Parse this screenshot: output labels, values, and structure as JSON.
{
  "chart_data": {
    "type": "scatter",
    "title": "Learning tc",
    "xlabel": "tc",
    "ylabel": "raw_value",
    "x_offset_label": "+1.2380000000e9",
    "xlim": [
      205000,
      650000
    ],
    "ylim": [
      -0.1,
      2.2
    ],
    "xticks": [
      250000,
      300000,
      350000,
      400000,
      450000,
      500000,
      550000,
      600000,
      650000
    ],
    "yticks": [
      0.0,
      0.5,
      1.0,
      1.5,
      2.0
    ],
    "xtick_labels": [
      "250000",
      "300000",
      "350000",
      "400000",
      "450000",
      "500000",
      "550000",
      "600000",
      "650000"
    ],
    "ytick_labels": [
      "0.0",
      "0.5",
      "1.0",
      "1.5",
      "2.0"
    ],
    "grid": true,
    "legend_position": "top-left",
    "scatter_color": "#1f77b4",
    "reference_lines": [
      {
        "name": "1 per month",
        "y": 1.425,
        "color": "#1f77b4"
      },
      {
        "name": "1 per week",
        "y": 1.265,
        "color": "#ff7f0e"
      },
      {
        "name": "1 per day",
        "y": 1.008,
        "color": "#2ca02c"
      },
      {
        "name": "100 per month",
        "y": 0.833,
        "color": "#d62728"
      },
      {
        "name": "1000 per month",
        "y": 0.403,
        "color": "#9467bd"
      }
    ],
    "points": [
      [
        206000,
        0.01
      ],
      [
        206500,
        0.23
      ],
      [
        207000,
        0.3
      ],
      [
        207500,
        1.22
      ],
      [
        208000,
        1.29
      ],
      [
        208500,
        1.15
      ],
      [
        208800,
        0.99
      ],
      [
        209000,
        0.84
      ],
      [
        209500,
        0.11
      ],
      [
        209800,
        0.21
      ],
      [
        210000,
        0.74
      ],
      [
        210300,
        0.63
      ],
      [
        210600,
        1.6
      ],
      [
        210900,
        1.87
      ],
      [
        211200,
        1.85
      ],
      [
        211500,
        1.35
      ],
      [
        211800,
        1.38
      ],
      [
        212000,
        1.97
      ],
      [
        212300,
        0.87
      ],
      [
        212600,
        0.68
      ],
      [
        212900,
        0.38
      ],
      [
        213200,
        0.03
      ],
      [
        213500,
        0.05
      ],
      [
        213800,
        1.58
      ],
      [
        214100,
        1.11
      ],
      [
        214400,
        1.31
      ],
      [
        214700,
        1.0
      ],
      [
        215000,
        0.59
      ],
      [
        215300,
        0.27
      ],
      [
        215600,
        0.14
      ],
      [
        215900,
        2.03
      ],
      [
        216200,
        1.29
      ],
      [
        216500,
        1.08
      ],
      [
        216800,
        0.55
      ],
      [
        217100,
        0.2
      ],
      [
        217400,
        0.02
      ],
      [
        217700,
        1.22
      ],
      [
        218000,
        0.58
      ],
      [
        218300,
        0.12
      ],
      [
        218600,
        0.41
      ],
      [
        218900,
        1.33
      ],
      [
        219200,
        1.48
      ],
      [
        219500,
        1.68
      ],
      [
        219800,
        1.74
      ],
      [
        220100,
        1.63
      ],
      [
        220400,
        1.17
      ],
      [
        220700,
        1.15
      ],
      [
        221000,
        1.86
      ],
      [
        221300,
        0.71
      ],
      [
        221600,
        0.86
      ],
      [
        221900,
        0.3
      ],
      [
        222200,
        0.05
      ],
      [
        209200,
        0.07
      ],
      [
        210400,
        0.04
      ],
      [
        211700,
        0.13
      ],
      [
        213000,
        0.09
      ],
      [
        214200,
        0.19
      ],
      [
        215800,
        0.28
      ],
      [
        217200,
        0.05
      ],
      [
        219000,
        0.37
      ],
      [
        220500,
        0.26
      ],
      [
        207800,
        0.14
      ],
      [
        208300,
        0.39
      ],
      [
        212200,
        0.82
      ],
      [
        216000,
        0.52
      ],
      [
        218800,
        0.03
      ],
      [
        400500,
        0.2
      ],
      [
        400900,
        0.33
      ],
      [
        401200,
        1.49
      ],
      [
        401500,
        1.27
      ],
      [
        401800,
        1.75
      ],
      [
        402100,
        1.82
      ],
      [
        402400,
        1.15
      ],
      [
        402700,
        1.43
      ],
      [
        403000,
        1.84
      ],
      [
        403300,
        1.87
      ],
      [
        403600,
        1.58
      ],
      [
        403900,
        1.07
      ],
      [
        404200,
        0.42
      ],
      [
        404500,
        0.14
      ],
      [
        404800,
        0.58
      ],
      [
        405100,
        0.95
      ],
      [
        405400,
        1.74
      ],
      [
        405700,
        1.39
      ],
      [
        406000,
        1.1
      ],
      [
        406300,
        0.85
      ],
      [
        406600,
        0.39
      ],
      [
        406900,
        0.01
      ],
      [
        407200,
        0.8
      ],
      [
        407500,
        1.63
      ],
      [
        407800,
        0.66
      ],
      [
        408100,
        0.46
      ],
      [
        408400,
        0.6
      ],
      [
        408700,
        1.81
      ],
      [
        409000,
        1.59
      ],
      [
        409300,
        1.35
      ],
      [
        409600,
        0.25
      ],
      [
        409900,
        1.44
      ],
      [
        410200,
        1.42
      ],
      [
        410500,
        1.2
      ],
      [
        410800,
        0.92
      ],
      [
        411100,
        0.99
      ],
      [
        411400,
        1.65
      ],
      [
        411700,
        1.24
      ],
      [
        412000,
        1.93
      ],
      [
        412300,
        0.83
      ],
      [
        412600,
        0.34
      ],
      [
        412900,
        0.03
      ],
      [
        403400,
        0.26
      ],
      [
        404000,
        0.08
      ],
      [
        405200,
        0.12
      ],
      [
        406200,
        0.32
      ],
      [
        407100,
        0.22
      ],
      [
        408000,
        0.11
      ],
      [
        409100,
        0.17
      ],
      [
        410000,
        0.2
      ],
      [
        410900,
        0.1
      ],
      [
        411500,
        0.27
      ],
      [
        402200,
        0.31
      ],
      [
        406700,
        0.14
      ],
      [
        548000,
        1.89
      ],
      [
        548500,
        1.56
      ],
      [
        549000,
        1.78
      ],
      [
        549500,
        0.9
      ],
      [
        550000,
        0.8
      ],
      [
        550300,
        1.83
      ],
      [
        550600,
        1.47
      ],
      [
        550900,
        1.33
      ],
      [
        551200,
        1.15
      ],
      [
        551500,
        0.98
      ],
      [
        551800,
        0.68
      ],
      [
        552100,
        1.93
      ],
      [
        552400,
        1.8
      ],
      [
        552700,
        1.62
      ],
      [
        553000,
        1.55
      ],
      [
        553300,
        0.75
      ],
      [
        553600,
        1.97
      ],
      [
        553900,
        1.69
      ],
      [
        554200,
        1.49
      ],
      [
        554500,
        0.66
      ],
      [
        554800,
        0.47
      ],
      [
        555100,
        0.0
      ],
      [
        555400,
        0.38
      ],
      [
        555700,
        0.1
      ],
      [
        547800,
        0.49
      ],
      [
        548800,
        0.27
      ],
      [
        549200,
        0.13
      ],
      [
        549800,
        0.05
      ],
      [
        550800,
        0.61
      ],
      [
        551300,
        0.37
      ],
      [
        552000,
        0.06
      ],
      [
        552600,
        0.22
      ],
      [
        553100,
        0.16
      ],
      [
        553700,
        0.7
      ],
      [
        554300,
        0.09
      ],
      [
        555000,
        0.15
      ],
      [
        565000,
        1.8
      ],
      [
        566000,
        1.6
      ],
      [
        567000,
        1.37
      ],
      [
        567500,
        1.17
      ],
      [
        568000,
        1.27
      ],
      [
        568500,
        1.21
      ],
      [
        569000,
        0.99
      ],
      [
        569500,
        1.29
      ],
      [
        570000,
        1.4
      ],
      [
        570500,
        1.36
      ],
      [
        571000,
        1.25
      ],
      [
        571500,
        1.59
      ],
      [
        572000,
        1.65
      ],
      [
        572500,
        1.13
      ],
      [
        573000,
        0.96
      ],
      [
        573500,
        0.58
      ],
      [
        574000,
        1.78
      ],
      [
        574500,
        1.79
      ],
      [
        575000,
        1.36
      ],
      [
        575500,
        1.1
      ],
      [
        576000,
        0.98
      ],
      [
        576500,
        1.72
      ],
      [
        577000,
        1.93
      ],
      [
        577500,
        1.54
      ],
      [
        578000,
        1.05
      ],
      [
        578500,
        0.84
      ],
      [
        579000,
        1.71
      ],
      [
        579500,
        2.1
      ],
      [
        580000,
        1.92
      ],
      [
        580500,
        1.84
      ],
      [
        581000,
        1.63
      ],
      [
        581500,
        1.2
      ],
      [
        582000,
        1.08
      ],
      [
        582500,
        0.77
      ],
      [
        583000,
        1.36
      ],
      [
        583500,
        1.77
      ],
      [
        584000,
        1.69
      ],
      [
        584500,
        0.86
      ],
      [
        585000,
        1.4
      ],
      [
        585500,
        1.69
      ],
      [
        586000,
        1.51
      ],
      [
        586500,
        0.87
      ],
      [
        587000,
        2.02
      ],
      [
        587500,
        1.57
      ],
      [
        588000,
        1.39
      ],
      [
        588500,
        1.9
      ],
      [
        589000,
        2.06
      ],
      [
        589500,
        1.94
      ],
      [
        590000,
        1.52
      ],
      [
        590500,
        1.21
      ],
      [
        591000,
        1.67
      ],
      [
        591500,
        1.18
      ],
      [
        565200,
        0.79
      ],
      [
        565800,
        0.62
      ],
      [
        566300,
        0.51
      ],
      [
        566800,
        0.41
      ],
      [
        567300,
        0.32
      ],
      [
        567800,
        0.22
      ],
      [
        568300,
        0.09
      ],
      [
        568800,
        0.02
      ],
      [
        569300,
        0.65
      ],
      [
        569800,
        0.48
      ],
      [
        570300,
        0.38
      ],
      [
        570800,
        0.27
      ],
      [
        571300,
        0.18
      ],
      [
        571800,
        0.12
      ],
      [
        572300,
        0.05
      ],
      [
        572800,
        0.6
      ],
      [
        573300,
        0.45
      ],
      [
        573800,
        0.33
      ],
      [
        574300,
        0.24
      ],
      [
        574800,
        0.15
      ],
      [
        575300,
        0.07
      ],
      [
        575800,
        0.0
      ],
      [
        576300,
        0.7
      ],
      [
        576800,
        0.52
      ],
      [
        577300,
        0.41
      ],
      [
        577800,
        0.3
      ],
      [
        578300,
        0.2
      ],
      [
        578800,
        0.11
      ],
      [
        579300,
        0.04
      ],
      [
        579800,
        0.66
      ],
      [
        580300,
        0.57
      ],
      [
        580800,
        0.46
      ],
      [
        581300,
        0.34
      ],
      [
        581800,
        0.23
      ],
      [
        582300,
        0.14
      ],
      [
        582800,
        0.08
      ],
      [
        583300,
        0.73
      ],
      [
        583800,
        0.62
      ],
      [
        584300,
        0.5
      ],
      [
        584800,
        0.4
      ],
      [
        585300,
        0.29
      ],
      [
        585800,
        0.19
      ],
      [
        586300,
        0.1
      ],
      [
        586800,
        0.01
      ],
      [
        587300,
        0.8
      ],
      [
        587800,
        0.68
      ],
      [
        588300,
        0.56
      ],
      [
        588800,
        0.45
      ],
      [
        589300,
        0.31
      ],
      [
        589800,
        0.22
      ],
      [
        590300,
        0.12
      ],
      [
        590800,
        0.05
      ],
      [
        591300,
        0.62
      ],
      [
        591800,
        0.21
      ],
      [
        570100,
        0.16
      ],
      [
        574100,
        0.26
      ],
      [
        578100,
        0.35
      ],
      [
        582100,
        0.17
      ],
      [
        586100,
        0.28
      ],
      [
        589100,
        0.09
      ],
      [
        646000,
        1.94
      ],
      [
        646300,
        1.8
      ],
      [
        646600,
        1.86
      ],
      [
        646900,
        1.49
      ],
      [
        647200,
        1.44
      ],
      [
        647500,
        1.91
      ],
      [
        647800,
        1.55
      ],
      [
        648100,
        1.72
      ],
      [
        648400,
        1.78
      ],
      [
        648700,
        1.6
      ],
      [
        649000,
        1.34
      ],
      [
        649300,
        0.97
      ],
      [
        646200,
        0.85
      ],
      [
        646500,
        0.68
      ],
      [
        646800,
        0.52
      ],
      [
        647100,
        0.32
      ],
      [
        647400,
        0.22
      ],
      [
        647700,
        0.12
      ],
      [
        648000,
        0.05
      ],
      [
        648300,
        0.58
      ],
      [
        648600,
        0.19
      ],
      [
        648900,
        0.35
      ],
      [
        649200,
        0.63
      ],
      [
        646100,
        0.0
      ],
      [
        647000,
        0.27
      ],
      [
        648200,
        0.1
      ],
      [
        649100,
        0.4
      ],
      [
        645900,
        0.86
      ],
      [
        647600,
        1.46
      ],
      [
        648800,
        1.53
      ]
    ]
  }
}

======

To be done:
State how many lines of the records hold the string "month", and nothing else.

Written response:
3